### Request:
Transcribe the listing word for word.
********
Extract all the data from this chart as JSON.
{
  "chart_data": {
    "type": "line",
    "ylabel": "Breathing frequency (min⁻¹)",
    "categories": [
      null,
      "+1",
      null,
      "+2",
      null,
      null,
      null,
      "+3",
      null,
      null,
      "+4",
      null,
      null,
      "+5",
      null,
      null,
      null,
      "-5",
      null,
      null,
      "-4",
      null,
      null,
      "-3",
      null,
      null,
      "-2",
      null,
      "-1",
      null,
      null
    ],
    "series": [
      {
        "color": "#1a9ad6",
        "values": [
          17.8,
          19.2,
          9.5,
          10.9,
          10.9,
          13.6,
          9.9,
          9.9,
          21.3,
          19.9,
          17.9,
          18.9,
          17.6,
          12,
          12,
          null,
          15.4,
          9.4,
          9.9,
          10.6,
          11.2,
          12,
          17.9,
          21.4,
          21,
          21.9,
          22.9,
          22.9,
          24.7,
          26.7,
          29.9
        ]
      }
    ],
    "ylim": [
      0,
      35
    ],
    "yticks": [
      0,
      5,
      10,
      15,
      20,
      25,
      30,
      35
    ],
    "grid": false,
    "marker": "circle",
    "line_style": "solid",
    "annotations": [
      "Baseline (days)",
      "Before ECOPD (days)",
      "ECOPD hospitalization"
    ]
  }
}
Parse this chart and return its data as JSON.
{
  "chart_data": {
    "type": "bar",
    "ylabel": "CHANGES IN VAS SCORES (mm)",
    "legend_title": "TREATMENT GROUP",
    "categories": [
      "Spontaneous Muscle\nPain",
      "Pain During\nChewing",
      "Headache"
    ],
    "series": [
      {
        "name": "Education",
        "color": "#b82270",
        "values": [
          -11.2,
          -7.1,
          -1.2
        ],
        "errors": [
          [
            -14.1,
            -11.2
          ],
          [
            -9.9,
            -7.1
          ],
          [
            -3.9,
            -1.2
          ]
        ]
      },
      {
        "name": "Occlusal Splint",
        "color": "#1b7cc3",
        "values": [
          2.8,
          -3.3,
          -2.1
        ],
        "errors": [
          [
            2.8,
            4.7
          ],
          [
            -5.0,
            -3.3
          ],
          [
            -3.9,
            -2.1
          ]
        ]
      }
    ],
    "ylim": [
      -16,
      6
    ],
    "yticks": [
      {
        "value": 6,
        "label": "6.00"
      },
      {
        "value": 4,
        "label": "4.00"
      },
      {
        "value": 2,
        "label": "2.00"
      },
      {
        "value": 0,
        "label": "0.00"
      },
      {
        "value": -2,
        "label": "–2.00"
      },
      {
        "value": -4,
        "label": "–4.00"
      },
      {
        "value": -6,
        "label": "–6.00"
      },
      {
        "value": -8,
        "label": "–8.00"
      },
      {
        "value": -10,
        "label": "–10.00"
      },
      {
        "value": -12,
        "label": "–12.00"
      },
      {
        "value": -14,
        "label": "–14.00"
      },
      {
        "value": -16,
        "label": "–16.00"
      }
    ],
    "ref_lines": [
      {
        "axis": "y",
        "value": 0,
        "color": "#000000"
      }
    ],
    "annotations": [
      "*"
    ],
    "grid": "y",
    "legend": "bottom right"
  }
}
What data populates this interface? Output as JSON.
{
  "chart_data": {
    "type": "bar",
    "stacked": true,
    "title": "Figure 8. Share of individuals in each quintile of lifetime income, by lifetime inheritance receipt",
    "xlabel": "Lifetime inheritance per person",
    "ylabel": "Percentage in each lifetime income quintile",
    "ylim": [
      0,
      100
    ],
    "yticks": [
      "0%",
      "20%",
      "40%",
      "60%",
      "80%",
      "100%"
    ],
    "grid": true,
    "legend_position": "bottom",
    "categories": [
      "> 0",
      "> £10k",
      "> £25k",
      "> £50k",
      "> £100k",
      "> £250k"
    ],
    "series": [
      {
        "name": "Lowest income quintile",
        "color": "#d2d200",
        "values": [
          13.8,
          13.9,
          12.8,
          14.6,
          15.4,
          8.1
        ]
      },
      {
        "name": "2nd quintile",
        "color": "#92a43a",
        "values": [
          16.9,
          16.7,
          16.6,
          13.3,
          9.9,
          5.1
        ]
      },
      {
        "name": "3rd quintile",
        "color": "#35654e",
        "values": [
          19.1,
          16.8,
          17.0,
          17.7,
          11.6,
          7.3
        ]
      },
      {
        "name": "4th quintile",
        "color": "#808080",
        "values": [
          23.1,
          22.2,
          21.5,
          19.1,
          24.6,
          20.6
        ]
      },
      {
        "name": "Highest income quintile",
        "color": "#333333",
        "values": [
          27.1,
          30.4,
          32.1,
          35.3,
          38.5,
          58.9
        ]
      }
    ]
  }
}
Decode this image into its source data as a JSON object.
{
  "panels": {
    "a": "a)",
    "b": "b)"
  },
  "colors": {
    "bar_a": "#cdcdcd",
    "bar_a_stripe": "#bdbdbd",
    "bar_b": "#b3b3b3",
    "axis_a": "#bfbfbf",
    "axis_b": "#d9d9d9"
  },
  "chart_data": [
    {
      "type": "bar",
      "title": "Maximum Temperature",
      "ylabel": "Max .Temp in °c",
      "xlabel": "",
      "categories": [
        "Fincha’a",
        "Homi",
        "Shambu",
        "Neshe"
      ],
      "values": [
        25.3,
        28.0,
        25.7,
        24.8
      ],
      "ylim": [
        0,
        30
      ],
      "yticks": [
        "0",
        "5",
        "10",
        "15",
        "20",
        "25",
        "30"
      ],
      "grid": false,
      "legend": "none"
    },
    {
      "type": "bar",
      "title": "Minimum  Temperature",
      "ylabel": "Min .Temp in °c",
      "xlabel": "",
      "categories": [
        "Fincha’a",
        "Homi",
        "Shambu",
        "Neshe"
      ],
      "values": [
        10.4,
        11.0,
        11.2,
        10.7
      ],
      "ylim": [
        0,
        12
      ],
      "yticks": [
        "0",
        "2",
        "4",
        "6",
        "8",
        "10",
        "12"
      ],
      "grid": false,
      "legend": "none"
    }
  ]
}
********
### Task result:
Extract all the data from this chart as JSON.
{
  "chart_data": {
    "type": "line",
    "ylabel": "Breathing frequency (min⁻¹)",
    "categories": [
      null,
      "+1",
      null,
      "+2",
      null,
      null,
      null,
      "+3",
      null,
      null,
      "+4",
      null,
      null,
      "+5",
      null,
      null,
      null,
      "-5",
      null,
      null,
      "-4",
      null,
      null,
      "-3",
      null,
      null,
      "-2",
      null,
      "-1",
      null,
      null
    ],
    "series": [
      {
        "color": "#1a9ad6",
        "values": [
          17.8,
          19.2,
          9.5,
          10.9,
          10.9,
          13.6,
          9.9,
          9.9,
          21.3,
          19.9,
          17.9,
          18.9,
          17.6,
          12,
          12,
          null,
          15.4,
          9.4,
          9.9,
          10.6,
          11.2,
          12,
          17.9,
          21.4,
          21,
          21.9,
          22.9,
          22.9,
          24.7,
          26.7,
          29.9
        ]
      }
    ],
    "ylim": [
      0,
      35
    ],
    "yticks": [
      0,
      5,
      10,
      15,
      20,
      25,
      30,
      35
    ],
    "grid": false,
    "marker": "circle",
    "line_style": "solid",
    "annotations": [
      "Baseline (days)",
      "Before ECOPD (days)",
      "ECOPD hospitalization"
    ]
  }
}
Parse this chart and return its data as JSON.
{
  "chart_data": {
    "type": "bar",
    "ylabel": "CHANGES IN VAS SCORES (mm)",
    "legend_title": "TREATMENT GROUP",
    "categories": [
      "Spontaneous Muscle\nPain",
      "Pain During\nChewing",
      "Headache"
    ],
    "series": [
      {
        "name": "Education",
        "color": "#b82270",
        "values": [
          -11.2,
          -7.1,
          -1.2
        ],
        "errors": [
          [
            -14.1,
            -11.2
          ],
          [
            -9.9,
            -7.1
          ],
          [
            -3.9,
            -1.2
          ]
        ]
      },
      {
        "name": "Occlusal Splint",
        "color": "#1b7cc3",
        "values": [
          2.8,
          -3.3,
          -2.1
        ],
        "errors": [
          [
            2.8,
            4.7
          ],
          [
            -5.0,
            -3.3
          ],
          [
            -3.9,
            -2.1
          ]
        ]
      }
    ],
    "ylim": [
      -16,
      6
    ],
    "yticks": [
      {
        "value": 6,
        "label": "6.00"
      },
      {
        "value": 4,
        "label": "4.00"
      },
      {
        "value": 2,
        "label": "2.00"
      },
      {
        "value": 0,
        "label": "0.00"
      },
      {
        "value": -2,
        "label": "–2.00"
      },
      {
        "value": -4,
        "label": "–4.00"
      },
      {
        "value": -6,
        "label": "–6.00"
      },
      {
        "value": -8,
        "label": "–8.00"
      },
      {
        "value": -10,
        "label": "–10.00"
      },
      {
        "value": -12,
        "label": "–12.00"
      },
      {
        "value": -14,
        "label": "–14.00"
      },
      {
        "value": -16,
        "label": "–16.00"
      }
    ],
    "ref_lines": [
      {
        "axis": "y",
        "value": 0,
        "color": "#000000"
      }
    ],
    "annotations": [
      "*"
    ],
    "grid": "y",
    "legend": "bottom right"
  }
}
What data populates this interface? Output as JSON.
{
  "chart_data": {
    "type": "bar",
    "stacked": true,
    "title": "Figure 8. Share of individuals in each quintile of lifetime income, by lifetime inheritance receipt",
    "xlabel": "Lifetime inheritance per person",
    "ylabel": "Percentage in each lifetime income quintile",
    "ylim": [
      0,
      100
    ],
    "yticks": [
      "0%",
      "20%",
      "40%",
      "60%",
      "80%",
      "100%"
    ],
    "grid": true,
    "legend_position": "bottom",
    "categories": [
      "> 0",
      "> £10k",
      "> £25k",
      "> £50k",
      "> £100k",
      "> £250k"
    ],
    "series": [
      {
        "name": "Lowest income quintile",
        "color": "#d2d200",
        "values": [
          13.8,
          13.9,
          12.8,
          14.6,
          15.4,
          8.1
        ]
      },
      {
        "name": "2nd quintile",
        "color": "#92a43a",
        "values": [
          16.9,
          16.7,
          16.6,
          13.3,
          9.9,
          5.1
        ]
      },
      {
        "name": "3rd quintile",
        "color": "#35654e",
        "values": [
          19.1,
          16.8,
          17.0,
          17.7,
          11.6,
          7.3
        ]
      },
      {
        "name": "4th quintile",
        "color": "#808080",
        "values": [
          23.1,
          22.2,
          21.5,
          19.1,
          24.6,
          20.6
        ]
      },
      {
        "name": "Highest income quintile",
        "color": "#333333",
        "values": [
          27.1,
          30.4,
          32.1,
          35.3,
          38.5,
          58.9
        ]
      }
    ]
  }
}
Decode this image into its source data as a JSON object.
{
  "panels": {
    "a": "a)",
    "b": "b)"
  },
  "colors": {
    "bar_a": "#cdcdcd",
    "bar_a_stripe": "#bdbdbd",
    "bar_b": "#b3b3b3",
    "axis_a": "#bfbfbf",
    "axis_b": "#d9d9d9"
  },
  "chart_data": [
    {
      "type": "bar",
      "title": "Maximum Temperature",
      "ylabel": "Max .Temp in °c",
      "xlabel": "",
      "categories": [
        "Fincha’a",
        "Homi",
        "Shambu",
        "Neshe"
      ],
      "values": [
        25.3,
        28.0,
        25.7,
        24.8
      ],
      "ylim": [
        0,
        30
      ],
      "yticks": [
        "0",
        "5",
        "10",
        "15",
        "20",
        "25",
        "30"
      ],
      "grid": false,
      "legend": "none"
    },
    {
      "type": "bar",
      "title": "Minimum  Temperature",
      "ylabel": "Min .Temp in °c",
      "xlabel": "",
      "categories": [
        "Fincha’a",
        "Homi",
        "Shambu",
        "Neshe"
      ],
      "values": [
        10.4,
        11.0,
        11.2,
        10.7
      ],
      "ylim": [
        0,
        12
      ],
      "yticks": [
        "0",
        "2",
        "4",
        "6",
        "8",
        "10",
        "12"
      ],
      "grid": false,
      "legend": "none"
    }
  ]
}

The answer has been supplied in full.